[Stored dataset items]
....
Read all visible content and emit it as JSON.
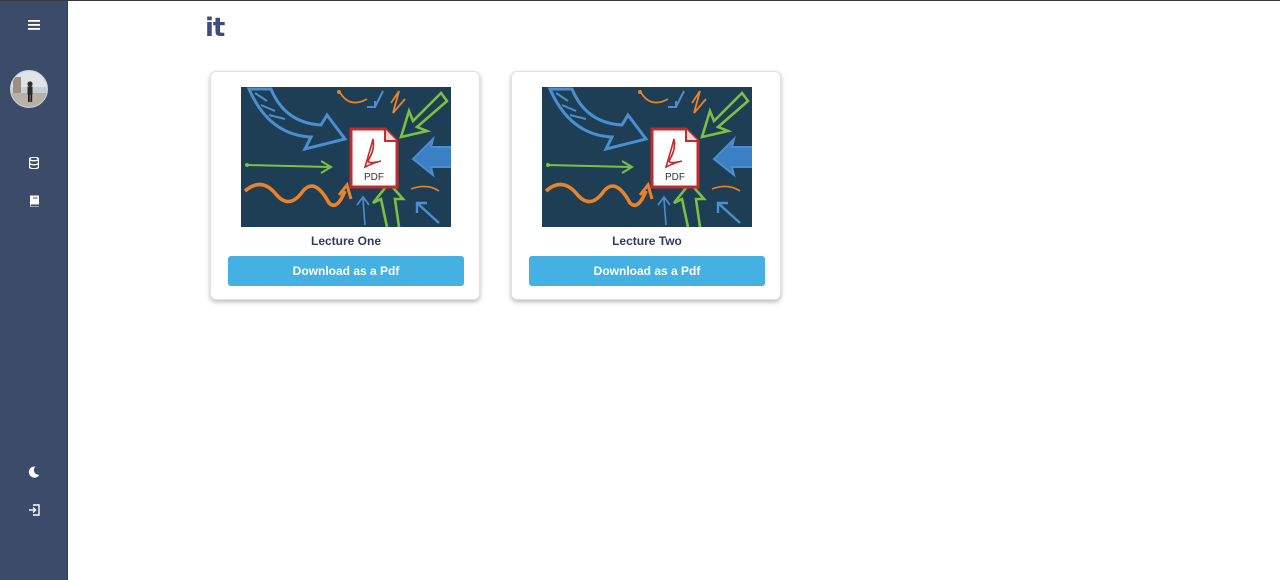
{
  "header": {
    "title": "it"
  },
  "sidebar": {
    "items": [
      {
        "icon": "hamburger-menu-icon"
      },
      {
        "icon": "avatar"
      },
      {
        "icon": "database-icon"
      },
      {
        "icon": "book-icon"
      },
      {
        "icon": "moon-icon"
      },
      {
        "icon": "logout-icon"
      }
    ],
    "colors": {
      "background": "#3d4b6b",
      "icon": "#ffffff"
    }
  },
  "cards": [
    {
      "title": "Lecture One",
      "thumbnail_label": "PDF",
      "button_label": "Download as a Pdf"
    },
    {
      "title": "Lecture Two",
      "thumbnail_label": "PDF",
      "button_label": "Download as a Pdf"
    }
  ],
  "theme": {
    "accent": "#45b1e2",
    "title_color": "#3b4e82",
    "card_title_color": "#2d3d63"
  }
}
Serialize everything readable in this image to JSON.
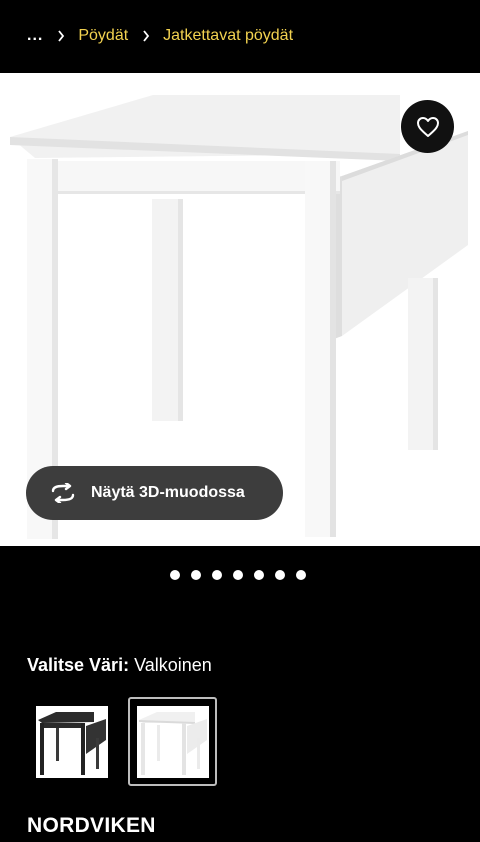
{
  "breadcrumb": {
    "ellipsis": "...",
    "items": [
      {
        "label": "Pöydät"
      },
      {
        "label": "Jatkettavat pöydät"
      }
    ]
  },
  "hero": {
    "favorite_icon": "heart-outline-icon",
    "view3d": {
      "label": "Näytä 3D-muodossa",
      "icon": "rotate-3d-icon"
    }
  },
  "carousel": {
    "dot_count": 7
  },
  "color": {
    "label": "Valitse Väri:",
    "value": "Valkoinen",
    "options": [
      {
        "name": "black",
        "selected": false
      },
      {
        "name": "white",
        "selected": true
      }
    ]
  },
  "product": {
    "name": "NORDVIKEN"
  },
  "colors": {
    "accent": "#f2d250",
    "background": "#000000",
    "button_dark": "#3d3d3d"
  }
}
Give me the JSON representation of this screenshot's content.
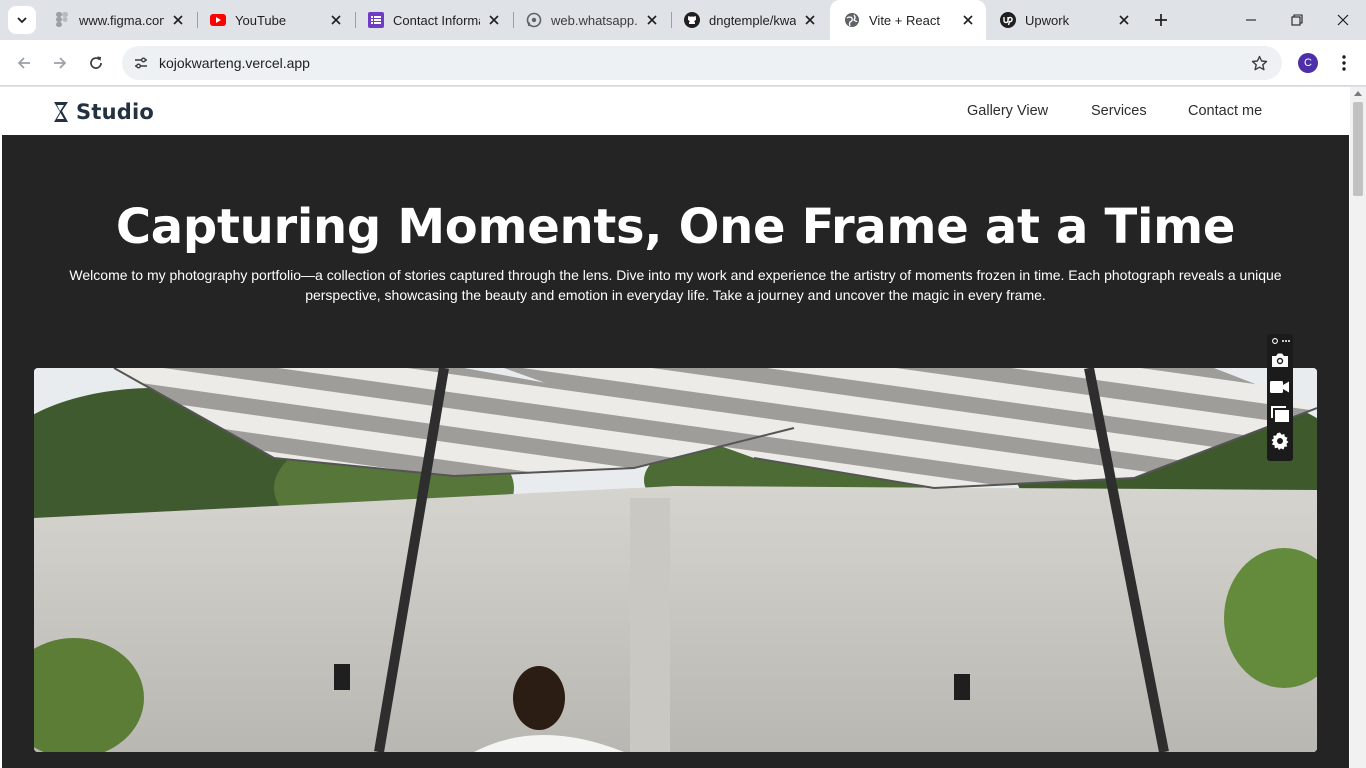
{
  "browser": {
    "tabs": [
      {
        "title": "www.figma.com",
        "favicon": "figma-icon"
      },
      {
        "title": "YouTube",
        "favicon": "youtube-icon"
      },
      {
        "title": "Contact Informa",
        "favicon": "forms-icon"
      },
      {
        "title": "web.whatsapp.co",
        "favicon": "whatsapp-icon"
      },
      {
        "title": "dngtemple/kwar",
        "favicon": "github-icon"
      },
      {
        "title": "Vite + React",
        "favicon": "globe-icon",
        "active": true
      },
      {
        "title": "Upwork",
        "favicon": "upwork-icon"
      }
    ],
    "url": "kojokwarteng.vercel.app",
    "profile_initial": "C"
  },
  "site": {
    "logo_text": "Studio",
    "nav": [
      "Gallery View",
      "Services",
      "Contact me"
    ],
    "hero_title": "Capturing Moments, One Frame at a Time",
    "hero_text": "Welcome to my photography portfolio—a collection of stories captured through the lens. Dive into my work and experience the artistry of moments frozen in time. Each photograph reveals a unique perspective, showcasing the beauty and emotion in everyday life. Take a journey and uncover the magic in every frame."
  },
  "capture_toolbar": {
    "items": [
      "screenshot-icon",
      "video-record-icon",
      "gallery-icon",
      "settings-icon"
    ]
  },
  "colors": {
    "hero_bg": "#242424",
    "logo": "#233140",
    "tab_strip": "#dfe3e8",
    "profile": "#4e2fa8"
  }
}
....
(PROMPT): Every line above should be returned exactly; the pictures stay out.

(RESULT FOR THIS EXERCISE):
Read all visible content and emit it as JSON.
{
  "header": {
    "title": "it"
  },
  "sidebar": {
    "items": [
      {
        "icon": "hamburger-menu-icon"
      },
      {
        "icon": "avatar"
      },
      {
        "icon": "database-icon"
      },
      {
        "icon": "book-icon"
      },
      {
        "icon": "moon-icon"
      },
      {
        "icon": "logout-icon"
      }
    ],
    "colors": {
      "background": "#3d4b6b",
      "icon": "#ffffff"
    }
  },
  "cards": [
    {
      "title": "Lecture One",
      "thumbnail_label": "PDF",
      "button_label": "Download as a Pdf"
    },
    {
      "title": "Lecture Two",
      "thumbnail_label": "PDF",
      "button_label": "Download as a Pdf"
    }
  ],
  "theme": {
    "accent": "#45b1e2",
    "title_color": "#3b4e82",
    "card_title_color": "#2d3d63"
  }
}
Serialize everything readable in this image to JSON.
{
  "breadcrumb": {
    "ellipsis": "...",
    "items": [
      {
        "label": "Pöydät"
      },
      {
        "label": "Jatkettavat pöydät"
      }
    ]
  },
  "hero": {
    "favorite_icon": "heart-outline-icon",
    "view3d": {
      "label": "Näytä 3D-muodossa",
      "icon": "rotate-3d-icon"
    }
  },
  "carousel": {
    "dot_count": 7
  },
  "color": {
    "label": "Valitse Väri:",
    "value": "Valkoinen",
    "options": [
      {
        "name": "black",
        "selected": false
      },
      {
        "name": "white",
        "selected": true
      }
    ]
  },
  "product": {
    "name": "NORDVIKEN"
  },
  "colors": {
    "accent": "#f2d250",
    "background": "#000000",
    "button_dark": "#3d3d3d"
  }
}
Give me the JSON representation of this screenshot's content.
{
  "browser": {
    "tabs": [
      {
        "title": "www.figma.com",
        "favicon": "figma-icon"
      },
      {
        "title": "YouTube",
        "favicon": "youtube-icon"
      },
      {
        "title": "Contact Informa",
        "favicon": "forms-icon"
      },
      {
        "title": "web.whatsapp.co",
        "favicon": "whatsapp-icon"
      },
      {
        "title": "dngtemple/kwar",
        "favicon": "github-icon"
      },
      {
        "title": "Vite + React",
        "favicon": "globe-icon",
        "active": true
      },
      {
        "title": "Upwork",
        "favicon": "upwork-icon"
      }
    ],
    "url": "kojokwarteng.vercel.app",
    "profile_initial": "C"
  },
  "site": {
    "logo_text": "Studio",
    "nav": [
      "Gallery View",
      "Services",
      "Contact me"
    ],
    "hero_title": "Capturing Moments, One Frame at a Time",
    "hero_text": "Welcome to my photography portfolio—a collection of stories captured through the lens. Dive into my work and experience the artistry of moments frozen in time. Each photograph reveals a unique perspective, showcasing the beauty and emotion in everyday life. Take a journey and uncover the magic in every frame."
  },
  "capture_toolbar": {
    "items": [
      "screenshot-icon",
      "video-record-icon",
      "gallery-icon",
      "settings-icon"
    ]
  },
  "colors": {
    "hero_bg": "#242424",
    "logo": "#233140",
    "tab_strip": "#dfe3e8",
    "profile": "#4e2fa8"
  }
}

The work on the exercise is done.